[Data entries]
○ ○ ○

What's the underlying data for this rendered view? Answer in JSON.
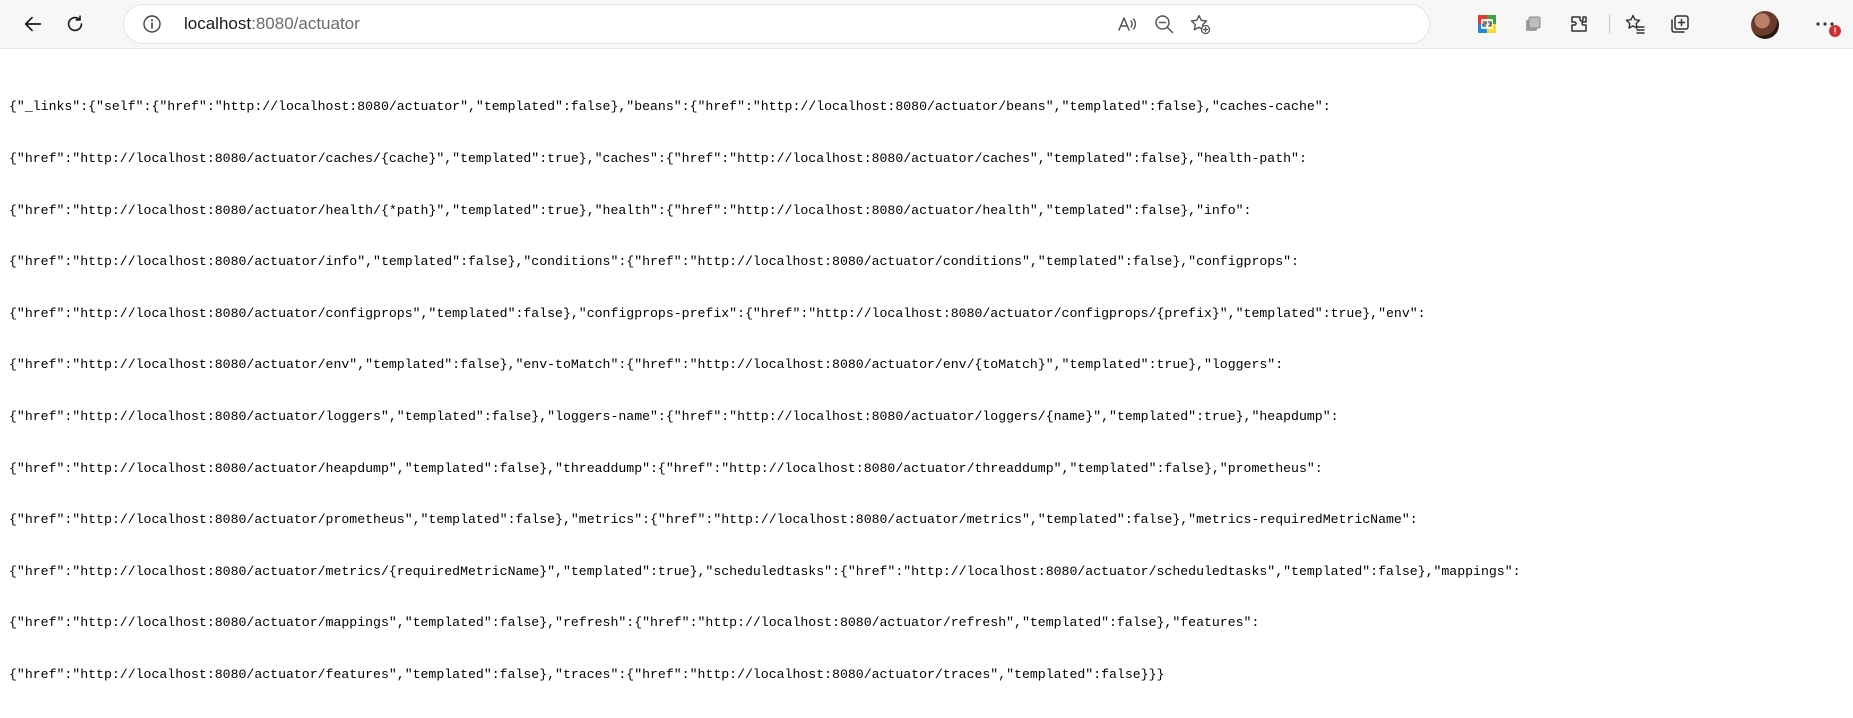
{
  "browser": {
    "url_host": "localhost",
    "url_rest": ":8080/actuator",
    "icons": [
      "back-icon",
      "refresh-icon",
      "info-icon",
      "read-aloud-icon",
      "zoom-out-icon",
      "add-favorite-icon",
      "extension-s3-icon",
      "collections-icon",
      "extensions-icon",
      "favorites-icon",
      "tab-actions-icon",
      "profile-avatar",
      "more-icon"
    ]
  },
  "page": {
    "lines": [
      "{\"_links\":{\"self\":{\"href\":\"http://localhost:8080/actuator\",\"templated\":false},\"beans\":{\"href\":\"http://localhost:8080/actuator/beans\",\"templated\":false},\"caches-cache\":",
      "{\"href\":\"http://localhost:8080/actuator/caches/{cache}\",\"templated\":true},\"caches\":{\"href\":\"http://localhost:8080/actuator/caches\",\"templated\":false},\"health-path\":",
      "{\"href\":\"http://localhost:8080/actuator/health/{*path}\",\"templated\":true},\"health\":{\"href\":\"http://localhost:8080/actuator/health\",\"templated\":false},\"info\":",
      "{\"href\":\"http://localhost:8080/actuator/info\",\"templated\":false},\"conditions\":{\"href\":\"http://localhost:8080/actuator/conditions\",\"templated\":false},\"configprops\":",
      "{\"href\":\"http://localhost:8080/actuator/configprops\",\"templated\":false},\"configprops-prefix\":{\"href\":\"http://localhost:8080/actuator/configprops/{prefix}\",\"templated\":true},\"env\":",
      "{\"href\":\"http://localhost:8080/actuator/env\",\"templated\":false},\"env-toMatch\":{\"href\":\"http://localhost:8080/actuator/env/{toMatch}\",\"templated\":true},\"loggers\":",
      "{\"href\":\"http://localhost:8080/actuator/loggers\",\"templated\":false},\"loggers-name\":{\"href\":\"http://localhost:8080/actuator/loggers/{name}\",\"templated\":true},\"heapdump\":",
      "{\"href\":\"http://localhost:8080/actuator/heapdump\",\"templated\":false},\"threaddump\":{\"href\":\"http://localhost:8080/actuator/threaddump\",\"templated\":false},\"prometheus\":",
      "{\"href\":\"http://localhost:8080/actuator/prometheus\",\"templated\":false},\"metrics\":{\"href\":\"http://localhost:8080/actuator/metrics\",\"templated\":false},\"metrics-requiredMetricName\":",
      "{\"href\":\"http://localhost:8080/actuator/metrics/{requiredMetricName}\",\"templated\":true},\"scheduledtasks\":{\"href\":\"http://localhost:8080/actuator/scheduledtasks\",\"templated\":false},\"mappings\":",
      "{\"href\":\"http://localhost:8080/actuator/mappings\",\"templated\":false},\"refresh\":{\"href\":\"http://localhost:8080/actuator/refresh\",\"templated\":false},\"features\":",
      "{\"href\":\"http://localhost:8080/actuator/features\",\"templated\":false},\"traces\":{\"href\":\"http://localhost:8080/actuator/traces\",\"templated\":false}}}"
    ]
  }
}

○ ○ ○

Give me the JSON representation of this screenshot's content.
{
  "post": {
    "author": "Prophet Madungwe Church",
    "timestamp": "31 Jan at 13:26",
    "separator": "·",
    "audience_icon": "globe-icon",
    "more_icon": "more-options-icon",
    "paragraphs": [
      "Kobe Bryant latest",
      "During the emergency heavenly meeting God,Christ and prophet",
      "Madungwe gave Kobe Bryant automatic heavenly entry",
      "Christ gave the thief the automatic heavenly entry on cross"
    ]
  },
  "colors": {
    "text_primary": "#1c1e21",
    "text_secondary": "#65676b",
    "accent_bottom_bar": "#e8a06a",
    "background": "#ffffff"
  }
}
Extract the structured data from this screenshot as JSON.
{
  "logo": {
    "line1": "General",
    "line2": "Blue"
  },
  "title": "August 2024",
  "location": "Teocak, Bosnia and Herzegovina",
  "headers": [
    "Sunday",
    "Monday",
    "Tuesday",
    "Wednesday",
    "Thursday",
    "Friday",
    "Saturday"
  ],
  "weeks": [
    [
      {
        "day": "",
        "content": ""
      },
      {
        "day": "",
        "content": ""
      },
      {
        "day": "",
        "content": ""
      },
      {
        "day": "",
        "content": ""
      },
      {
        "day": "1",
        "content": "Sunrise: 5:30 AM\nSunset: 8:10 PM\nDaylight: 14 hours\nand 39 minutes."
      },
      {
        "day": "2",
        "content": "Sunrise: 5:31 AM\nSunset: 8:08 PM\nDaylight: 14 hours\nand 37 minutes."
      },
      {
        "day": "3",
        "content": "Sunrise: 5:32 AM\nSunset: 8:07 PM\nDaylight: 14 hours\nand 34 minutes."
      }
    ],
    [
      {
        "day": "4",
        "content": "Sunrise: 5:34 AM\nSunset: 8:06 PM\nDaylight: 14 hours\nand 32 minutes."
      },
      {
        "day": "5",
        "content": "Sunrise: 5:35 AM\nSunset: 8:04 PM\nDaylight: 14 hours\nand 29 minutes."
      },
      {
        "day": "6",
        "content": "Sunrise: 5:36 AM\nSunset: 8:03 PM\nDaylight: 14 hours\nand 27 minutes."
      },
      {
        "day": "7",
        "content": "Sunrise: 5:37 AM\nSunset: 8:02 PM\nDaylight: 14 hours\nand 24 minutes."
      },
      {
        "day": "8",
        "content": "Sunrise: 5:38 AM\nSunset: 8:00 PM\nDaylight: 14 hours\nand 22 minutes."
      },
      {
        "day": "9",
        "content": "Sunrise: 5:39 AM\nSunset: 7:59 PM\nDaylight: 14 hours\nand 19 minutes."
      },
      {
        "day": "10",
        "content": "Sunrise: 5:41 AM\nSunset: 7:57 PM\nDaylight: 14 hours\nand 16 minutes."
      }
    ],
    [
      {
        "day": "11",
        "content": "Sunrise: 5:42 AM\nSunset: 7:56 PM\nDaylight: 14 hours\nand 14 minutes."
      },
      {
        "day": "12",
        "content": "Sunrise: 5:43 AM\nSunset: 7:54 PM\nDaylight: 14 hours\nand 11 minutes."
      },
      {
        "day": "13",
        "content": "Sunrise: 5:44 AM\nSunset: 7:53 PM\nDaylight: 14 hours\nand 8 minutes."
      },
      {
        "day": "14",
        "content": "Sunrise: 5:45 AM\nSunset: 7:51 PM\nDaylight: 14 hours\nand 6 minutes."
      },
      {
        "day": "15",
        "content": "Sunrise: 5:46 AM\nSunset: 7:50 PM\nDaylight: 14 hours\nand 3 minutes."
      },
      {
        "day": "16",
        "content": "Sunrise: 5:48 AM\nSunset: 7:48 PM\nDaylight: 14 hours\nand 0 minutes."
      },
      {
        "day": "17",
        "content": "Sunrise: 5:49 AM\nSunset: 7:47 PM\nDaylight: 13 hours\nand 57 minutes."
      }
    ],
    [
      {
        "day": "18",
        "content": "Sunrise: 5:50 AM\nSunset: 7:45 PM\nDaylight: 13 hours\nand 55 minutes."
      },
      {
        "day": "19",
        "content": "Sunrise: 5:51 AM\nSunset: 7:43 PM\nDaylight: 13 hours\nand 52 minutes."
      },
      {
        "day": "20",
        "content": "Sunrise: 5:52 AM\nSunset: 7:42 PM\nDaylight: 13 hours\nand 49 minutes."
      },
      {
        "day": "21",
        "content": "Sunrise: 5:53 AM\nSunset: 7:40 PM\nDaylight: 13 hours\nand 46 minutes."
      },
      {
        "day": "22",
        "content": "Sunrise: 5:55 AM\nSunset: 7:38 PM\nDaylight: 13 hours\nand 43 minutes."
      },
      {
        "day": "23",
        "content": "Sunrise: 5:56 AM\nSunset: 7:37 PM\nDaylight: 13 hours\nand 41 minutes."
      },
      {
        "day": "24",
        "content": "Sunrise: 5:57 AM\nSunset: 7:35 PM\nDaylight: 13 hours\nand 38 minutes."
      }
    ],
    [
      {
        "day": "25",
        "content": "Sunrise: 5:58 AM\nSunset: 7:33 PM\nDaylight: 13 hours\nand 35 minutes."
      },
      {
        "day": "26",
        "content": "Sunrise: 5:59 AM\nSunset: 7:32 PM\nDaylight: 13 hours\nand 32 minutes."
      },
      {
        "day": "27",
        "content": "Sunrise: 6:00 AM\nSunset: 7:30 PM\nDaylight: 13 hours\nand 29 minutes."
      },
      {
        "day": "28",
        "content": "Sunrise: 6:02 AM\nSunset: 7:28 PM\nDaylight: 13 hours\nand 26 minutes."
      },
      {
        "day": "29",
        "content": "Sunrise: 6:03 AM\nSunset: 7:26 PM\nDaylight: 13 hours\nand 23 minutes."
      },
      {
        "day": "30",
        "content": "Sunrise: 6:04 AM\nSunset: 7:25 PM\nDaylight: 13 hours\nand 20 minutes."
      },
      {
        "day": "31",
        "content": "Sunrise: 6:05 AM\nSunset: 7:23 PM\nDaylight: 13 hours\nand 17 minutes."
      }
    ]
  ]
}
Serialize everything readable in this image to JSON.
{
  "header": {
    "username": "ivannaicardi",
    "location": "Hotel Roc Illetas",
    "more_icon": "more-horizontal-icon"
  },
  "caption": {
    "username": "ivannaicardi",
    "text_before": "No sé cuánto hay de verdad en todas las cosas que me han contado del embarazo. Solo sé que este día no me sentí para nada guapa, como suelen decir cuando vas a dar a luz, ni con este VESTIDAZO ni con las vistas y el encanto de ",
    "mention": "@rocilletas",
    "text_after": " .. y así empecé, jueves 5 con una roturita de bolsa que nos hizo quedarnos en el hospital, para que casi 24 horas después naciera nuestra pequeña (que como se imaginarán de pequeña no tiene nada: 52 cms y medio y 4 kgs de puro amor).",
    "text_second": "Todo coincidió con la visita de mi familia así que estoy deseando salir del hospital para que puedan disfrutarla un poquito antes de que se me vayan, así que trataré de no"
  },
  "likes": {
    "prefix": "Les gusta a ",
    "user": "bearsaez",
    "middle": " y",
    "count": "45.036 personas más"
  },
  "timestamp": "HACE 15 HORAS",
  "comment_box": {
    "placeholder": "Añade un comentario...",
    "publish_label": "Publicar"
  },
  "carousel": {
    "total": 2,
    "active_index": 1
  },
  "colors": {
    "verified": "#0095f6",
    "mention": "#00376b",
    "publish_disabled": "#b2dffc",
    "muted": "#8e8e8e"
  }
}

○ ○ ○

§ Problem to work on:
Pull every line containing "prefix" from the material above.

§ Full solution:
      "{\"href\":\"http://localhost:8080/actuator/configprops\",\"templated\":false},\"configprops-prefix\":{\"href\":\"http://localhost:8080/actuator/configprops/{prefix}\",\"templated\":true},\"env\":",
    "prefix": "Les gusta a ",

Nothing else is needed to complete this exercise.